Extract each line of the data below exactly as written.

[A block of data]
- - -
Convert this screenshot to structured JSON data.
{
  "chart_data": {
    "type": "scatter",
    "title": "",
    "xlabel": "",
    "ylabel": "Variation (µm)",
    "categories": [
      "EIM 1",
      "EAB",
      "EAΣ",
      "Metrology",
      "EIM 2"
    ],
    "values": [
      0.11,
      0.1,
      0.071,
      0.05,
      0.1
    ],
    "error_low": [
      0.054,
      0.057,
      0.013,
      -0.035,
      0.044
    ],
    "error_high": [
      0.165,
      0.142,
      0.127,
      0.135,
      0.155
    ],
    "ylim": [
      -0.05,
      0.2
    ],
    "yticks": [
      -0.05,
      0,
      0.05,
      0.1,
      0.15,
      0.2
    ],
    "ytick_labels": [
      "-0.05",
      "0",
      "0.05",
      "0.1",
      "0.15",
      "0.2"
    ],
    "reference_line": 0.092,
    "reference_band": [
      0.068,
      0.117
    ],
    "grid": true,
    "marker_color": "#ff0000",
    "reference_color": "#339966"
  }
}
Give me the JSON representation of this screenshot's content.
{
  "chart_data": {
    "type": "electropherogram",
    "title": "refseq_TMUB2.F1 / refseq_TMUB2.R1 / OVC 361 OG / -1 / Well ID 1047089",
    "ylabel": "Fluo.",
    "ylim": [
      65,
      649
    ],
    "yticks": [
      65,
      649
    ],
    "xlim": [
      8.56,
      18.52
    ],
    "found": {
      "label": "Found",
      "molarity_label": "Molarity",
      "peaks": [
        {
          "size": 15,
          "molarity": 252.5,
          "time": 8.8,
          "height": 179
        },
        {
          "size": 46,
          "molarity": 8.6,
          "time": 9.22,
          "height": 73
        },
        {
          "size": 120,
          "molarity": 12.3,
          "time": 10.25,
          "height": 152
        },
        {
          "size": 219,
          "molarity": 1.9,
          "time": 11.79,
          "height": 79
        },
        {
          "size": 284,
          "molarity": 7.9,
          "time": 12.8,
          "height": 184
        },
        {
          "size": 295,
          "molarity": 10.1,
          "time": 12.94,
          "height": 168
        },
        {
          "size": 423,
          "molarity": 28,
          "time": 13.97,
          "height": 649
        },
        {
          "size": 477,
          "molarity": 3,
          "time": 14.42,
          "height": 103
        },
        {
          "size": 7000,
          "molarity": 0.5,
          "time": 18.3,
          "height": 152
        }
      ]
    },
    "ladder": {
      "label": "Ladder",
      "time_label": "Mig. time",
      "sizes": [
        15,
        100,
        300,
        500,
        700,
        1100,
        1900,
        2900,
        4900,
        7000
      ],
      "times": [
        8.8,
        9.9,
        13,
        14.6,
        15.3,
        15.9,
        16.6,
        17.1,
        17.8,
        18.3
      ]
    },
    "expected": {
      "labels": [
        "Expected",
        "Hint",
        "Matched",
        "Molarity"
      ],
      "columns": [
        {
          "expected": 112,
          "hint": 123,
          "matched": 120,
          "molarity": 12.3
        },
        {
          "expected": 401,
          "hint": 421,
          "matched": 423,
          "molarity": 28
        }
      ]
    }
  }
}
- - -
**Response below**
Convert this screenshot to structured JSON data.
{
  "chart_data": {
    "type": "scatter",
    "title": "",
    "xlabel": "",
    "ylabel": "Variation (µm)",
    "categories": [
      "EIM 1",
      "EAB",
      "EAΣ",
      "Metrology",
      "EIM 2"
    ],
    "values": [
      0.11,
      0.1,
      0.071,
      0.05,
      0.1
    ],
    "error_low": [
      0.054,
      0.057,
      0.013,
      -0.035,
      0.044
    ],
    "error_high": [
      0.165,
      0.142,
      0.127,
      0.135,
      0.155
    ],
    "ylim": [
      -0.05,
      0.2
    ],
    "yticks": [
      -0.05,
      0,
      0.05,
      0.1,
      0.15,
      0.2
    ],
    "ytick_labels": [
      "-0.05",
      "0",
      "0.05",
      "0.1",
      "0.15",
      "0.2"
    ],
    "reference_line": 0.092,
    "reference_band": [
      0.068,
      0.117
    ],
    "grid": true,
    "marker_color": "#ff0000",
    "reference_color": "#339966"
  }
}
Give me the JSON representation of this screenshot's content.
{
  "chart_data": {
    "type": "electropherogram",
    "title": "refseq_TMUB2.F1 / refseq_TMUB2.R1 / OVC 361 OG / -1 / Well ID 1047089",
    "ylabel": "Fluo.",
    "ylim": [
      65,
      649
    ],
    "yticks": [
      65,
      649
    ],
    "xlim": [
      8.56,
      18.52
    ],
    "found": {
      "label": "Found",
      "molarity_label": "Molarity",
      "peaks": [
        {
          "size": 15,
          "molarity": 252.5,
          "time": 8.8,
          "height": 179
        },
        {
          "size": 46,
          "molarity": 8.6,
          "time": 9.22,
          "height": 73
        },
        {
          "size": 120,
          "molarity": 12.3,
          "time": 10.25,
          "height": 152
        },
        {
          "size": 219,
          "molarity": 1.9,
          "time": 11.79,
          "height": 79
        },
        {
          "size": 284,
          "molarity": 7.9,
          "time": 12.8,
          "height": 184
        },
        {
          "size": 295,
          "molarity": 10.1,
          "time": 12.94,
          "height": 168
        },
        {
          "size": 423,
          "molarity": 28,
          "time": 13.97,
          "height": 649
        },
        {
          "size": 477,
          "molarity": 3,
          "time": 14.42,
          "height": 103
        },
        {
          "size": 7000,
          "molarity": 0.5,
          "time": 18.3,
          "height": 152
        }
      ]
    },
    "ladder": {
      "label": "Ladder",
      "time_label": "Mig. time",
      "sizes": [
        15,
        100,
        300,
        500,
        700,
        1100,
        1900,
        2900,
        4900,
        7000
      ],
      "times": [
        8.8,
        9.9,
        13,
        14.6,
        15.3,
        15.9,
        16.6,
        17.1,
        17.8,
        18.3
      ]
    },
    "expected": {
      "labels": [
        "Expected",
        "Hint",
        "Matched",
        "Molarity"
      ],
      "columns": [
        {
          "expected": 112,
          "hint": 123,
          "matched": 120,
          "molarity": 12.3
        },
        {
          "expected": 401,
          "hint": 421,
          "matched": 423,
          "molarity": 28
        }
      ]
    }
  }
}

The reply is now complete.